--- PROVIDED MATERIAL ---

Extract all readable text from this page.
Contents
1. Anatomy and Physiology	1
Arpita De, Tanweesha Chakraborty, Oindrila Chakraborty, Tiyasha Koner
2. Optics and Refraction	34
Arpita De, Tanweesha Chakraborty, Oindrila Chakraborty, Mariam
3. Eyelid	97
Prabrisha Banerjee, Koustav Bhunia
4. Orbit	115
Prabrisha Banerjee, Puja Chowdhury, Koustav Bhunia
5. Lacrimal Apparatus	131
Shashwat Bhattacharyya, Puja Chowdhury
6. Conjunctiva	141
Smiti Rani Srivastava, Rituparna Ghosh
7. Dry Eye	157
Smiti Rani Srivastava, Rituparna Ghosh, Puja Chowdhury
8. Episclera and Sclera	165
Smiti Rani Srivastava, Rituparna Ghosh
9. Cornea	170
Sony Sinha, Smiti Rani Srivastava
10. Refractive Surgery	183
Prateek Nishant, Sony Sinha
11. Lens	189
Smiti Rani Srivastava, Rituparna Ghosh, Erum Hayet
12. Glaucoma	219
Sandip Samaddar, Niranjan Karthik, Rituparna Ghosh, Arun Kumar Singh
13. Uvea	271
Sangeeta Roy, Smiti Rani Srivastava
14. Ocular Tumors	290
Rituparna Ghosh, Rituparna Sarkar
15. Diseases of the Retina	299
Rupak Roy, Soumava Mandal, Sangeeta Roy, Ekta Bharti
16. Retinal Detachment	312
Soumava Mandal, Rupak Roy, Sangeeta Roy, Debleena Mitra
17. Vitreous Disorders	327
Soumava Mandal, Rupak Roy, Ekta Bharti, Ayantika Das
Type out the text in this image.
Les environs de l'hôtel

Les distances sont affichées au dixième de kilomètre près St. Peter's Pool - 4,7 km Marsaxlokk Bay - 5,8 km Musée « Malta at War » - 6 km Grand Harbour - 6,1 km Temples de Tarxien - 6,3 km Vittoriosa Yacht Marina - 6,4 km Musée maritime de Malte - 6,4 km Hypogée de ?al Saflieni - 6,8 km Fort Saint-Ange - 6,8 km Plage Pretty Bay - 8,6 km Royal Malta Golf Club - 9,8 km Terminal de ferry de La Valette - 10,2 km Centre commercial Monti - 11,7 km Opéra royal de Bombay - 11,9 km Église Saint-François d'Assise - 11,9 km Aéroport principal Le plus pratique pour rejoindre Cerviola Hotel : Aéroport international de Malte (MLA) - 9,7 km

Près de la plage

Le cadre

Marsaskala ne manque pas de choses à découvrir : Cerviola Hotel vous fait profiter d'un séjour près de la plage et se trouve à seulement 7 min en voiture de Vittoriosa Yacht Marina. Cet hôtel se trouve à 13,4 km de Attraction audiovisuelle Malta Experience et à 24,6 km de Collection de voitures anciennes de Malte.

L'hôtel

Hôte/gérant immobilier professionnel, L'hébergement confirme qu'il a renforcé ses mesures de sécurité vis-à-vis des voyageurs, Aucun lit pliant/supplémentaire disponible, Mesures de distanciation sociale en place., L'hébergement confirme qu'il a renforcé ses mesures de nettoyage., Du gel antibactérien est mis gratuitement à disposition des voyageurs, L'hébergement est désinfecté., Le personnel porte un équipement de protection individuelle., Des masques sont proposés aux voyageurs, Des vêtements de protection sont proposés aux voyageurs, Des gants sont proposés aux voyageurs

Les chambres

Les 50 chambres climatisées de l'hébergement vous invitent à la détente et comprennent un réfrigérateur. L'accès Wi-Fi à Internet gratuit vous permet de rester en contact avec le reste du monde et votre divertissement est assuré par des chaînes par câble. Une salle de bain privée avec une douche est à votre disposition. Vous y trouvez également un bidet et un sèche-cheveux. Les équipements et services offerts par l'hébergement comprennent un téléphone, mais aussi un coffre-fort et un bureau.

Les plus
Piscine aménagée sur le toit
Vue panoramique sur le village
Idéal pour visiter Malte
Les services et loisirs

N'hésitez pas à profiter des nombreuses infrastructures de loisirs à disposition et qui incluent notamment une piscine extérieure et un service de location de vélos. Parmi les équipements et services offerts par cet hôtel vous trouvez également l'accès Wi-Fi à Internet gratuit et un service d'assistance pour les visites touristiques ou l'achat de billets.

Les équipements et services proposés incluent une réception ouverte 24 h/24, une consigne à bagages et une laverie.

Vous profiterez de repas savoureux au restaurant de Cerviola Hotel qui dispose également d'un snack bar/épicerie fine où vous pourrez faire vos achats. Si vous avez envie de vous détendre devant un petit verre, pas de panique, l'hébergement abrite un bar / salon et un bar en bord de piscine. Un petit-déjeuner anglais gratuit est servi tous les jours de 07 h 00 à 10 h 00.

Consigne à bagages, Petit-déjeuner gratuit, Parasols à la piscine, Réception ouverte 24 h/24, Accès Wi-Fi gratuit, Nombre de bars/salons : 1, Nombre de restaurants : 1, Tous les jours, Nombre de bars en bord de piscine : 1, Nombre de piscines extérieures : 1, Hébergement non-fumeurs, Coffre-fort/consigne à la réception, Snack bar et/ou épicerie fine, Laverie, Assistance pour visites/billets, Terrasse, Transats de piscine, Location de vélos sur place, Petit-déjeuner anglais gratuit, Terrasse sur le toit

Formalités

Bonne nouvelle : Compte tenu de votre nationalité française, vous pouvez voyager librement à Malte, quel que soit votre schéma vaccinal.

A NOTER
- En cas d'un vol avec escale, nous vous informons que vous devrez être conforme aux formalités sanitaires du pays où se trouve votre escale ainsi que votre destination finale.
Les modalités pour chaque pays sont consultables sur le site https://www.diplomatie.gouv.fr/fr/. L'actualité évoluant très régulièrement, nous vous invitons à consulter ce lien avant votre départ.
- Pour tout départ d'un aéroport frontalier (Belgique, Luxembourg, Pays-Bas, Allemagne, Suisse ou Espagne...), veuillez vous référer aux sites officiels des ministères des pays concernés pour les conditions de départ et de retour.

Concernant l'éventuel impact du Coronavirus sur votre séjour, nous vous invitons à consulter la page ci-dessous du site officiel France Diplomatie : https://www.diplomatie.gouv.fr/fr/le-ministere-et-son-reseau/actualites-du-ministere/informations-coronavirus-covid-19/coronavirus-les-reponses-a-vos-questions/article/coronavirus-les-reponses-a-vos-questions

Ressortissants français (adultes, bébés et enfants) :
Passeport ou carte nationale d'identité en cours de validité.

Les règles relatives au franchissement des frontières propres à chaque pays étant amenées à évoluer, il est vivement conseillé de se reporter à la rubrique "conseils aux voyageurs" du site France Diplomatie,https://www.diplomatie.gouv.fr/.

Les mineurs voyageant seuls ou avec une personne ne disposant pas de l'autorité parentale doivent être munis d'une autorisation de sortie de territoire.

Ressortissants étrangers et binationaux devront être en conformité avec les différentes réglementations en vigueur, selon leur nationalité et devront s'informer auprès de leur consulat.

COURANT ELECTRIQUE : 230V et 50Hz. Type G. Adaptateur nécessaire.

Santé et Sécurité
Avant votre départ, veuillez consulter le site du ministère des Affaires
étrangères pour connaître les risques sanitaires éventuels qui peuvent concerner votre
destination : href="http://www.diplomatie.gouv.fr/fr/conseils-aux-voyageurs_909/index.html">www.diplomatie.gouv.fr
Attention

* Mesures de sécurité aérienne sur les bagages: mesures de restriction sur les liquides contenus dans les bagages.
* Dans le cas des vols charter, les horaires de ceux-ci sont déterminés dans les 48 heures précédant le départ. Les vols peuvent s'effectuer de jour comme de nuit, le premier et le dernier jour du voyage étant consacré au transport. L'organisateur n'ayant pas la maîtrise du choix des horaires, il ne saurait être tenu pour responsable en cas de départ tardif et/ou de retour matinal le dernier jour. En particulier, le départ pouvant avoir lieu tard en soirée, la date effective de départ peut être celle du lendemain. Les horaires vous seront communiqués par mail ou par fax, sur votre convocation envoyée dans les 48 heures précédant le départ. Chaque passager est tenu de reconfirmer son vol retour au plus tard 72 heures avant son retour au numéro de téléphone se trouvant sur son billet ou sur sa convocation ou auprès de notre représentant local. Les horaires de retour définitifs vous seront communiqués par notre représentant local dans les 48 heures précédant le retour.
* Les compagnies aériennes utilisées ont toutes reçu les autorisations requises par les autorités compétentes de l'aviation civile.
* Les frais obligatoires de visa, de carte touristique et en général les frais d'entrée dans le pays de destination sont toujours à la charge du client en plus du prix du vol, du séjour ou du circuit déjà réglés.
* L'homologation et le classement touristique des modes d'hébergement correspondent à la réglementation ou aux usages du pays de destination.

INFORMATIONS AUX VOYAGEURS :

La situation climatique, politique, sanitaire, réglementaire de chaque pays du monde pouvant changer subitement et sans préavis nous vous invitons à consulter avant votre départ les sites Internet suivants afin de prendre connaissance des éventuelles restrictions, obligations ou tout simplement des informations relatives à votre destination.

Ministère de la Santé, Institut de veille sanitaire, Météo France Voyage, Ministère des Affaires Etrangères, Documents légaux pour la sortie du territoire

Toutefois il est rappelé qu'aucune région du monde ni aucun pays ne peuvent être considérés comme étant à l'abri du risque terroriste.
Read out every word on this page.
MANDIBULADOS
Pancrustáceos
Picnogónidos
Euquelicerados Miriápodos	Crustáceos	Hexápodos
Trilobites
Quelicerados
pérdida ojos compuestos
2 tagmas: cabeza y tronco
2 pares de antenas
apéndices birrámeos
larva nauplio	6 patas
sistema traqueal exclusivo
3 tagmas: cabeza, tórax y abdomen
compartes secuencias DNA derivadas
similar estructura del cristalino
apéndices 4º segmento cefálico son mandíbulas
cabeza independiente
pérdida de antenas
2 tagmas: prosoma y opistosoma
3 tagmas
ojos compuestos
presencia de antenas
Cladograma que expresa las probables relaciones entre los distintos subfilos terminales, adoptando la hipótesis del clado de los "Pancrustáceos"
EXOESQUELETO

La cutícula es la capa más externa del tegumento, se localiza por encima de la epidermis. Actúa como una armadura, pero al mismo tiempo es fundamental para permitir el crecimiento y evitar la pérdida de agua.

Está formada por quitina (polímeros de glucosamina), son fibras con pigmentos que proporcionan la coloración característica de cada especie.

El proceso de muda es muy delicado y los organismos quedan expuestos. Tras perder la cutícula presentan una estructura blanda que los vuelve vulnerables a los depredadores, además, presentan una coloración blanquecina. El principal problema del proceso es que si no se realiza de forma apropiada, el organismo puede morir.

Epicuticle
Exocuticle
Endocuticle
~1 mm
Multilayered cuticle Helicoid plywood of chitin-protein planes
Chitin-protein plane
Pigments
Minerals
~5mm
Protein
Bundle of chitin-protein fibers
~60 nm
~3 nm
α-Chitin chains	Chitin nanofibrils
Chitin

---

REQUIRED ACTION: Search the data and copy each line containing "Chakraborty".

EXERCISE OUTPUT:
Arpita De, Tanweesha Chakraborty, Oindrila Chakraborty, Tiyasha Koner
Arpita De, Tanweesha Chakraborty, Oindrila Chakraborty, Mariam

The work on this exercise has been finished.